DATASET RECORDS below:

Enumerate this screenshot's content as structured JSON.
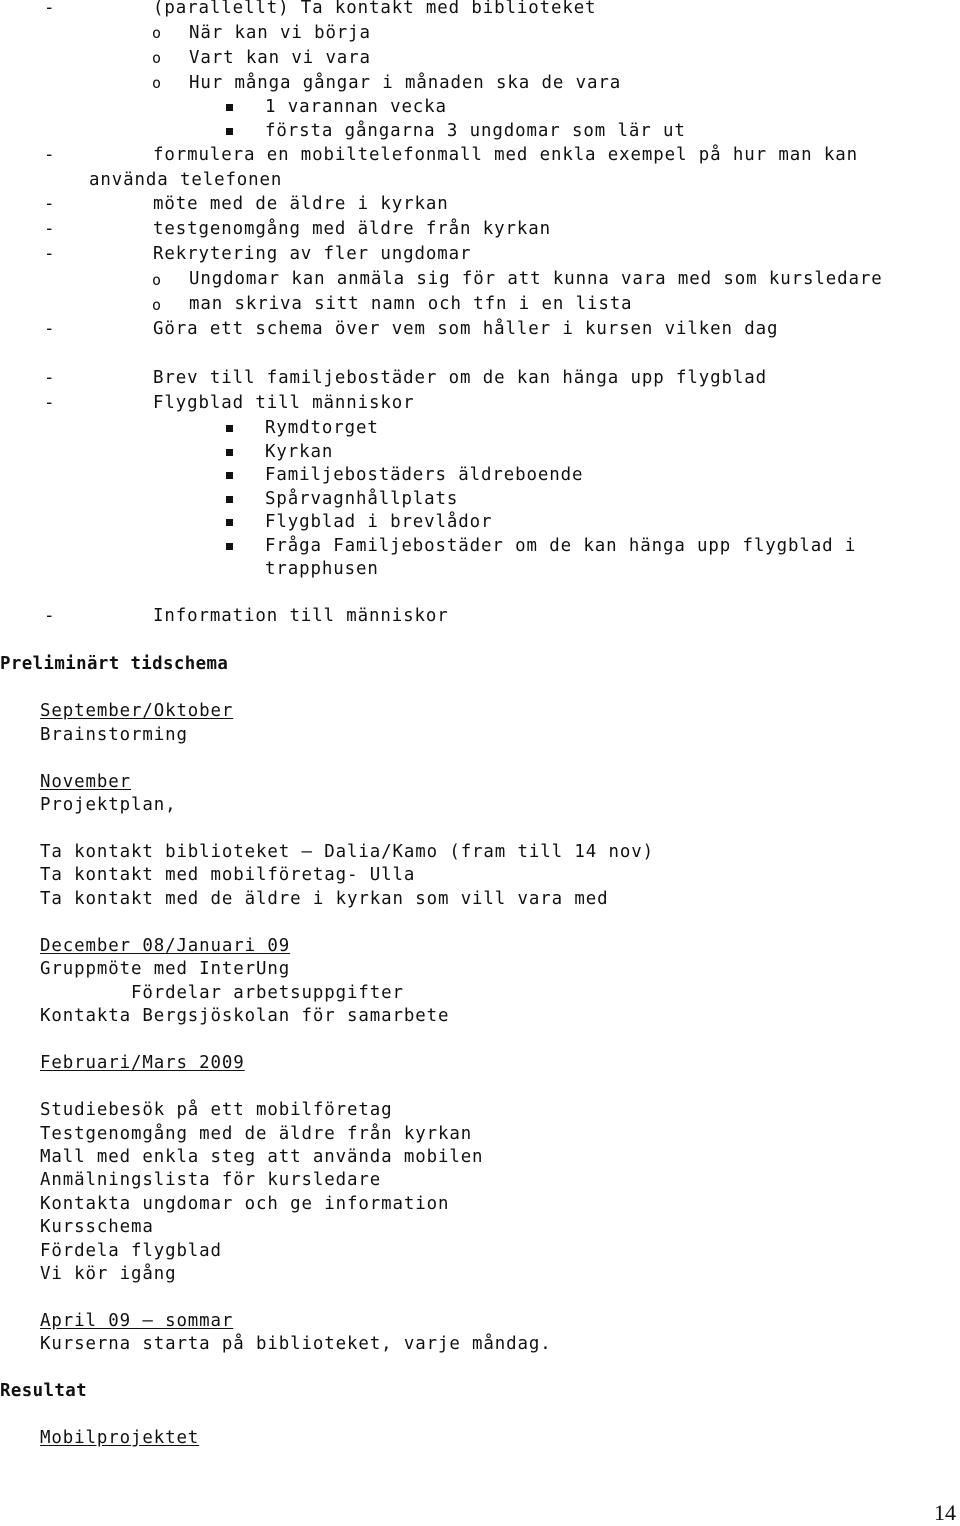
{
  "list": {
    "dash_marker": "-",
    "circle_marker": "o",
    "items": [
      {
        "text": "(parallellt) Ta kontakt med biblioteket"
      },
      {
        "text": "När kan vi börja"
      },
      {
        "text": "Vart kan vi vara"
      },
      {
        "text": "Hur många gångar i månaden ska de vara"
      },
      {
        "text": "1 varannan vecka"
      },
      {
        "text": "första gångarna 3 ungdomar som lär ut"
      },
      {
        "text": "formulera en mobiltelefonmall med enkla exempel på hur man kan"
      },
      {
        "text": "använda telefonen"
      },
      {
        "text": "möte med de äldre i kyrkan"
      },
      {
        "text": "testgenomgång med äldre från kyrkan"
      },
      {
        "text": "Rekrytering av fler ungdomar"
      },
      {
        "text": "Ungdomar kan anmäla sig för att kunna vara med som kursledare"
      },
      {
        "text": "man skriva sitt namn och tfn i en lista"
      },
      {
        "text": "Göra ett schema över vem som håller i kursen vilken dag"
      },
      {
        "text": "Brev till familjebostäder om de kan hänga upp flygblad"
      },
      {
        "text": "Flygblad till människor"
      },
      {
        "text": "Rymdtorget"
      },
      {
        "text": "Kyrkan"
      },
      {
        "text": "Familjebostäders äldreboende"
      },
      {
        "text": "Spårvagnhållplats"
      },
      {
        "text": "Flygblad i brevlådor"
      },
      {
        "text": "Fråga Familjebostäder om de kan hänga upp flygblad i"
      },
      {
        "text": "trapphusen"
      },
      {
        "text": "Information till människor"
      }
    ]
  },
  "schedule": {
    "heading": "Preliminärt tidschema",
    "periods": [
      {
        "title": "September/Oktober",
        "lines": [
          "Brainstorming"
        ]
      },
      {
        "title": "November",
        "lines": [
          "Projektplan,",
          "",
          "Ta kontakt biblioteket – Dalia/Kamo (fram till 14 nov)",
          "Ta kontakt med mobilföretag- Ulla",
          "Ta kontakt med de äldre i kyrkan som vill vara med"
        ]
      },
      {
        "title": "December 08/Januari 09",
        "lines": [
          "Gruppmöte med InterUng",
          "        Fördelar arbetsuppgifter",
          "Kontakta Bergsjöskolan för samarbete"
        ]
      },
      {
        "title": "Februari/Mars 2009",
        "lines": [
          "",
          "Studiebesök på ett mobilföretag",
          "Testgenomgång med de äldre från kyrkan",
          "Mall med enkla steg att använda mobilen",
          "Anmälningslista för kursledare",
          "Kontakta ungdomar och ge information",
          "Kursschema",
          "Fördela flygblad",
          "Vi kör igång"
        ]
      },
      {
        "title": "April 09 – sommar",
        "lines": [
          "Kurserna starta på biblioteket, varje måndag."
        ]
      }
    ]
  },
  "results": {
    "heading": "Resultat",
    "subheading": "Mobilprojektet"
  },
  "page_number": "14"
}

End of DATASET RECORDS.

ACTIVITY
Collect the lines of the records that include the string "Kontakta".

RESPONSE BELOW
          "Kontakta Bergsjöskolan för samarbete"
          "Kontakta ungdomar och ge information",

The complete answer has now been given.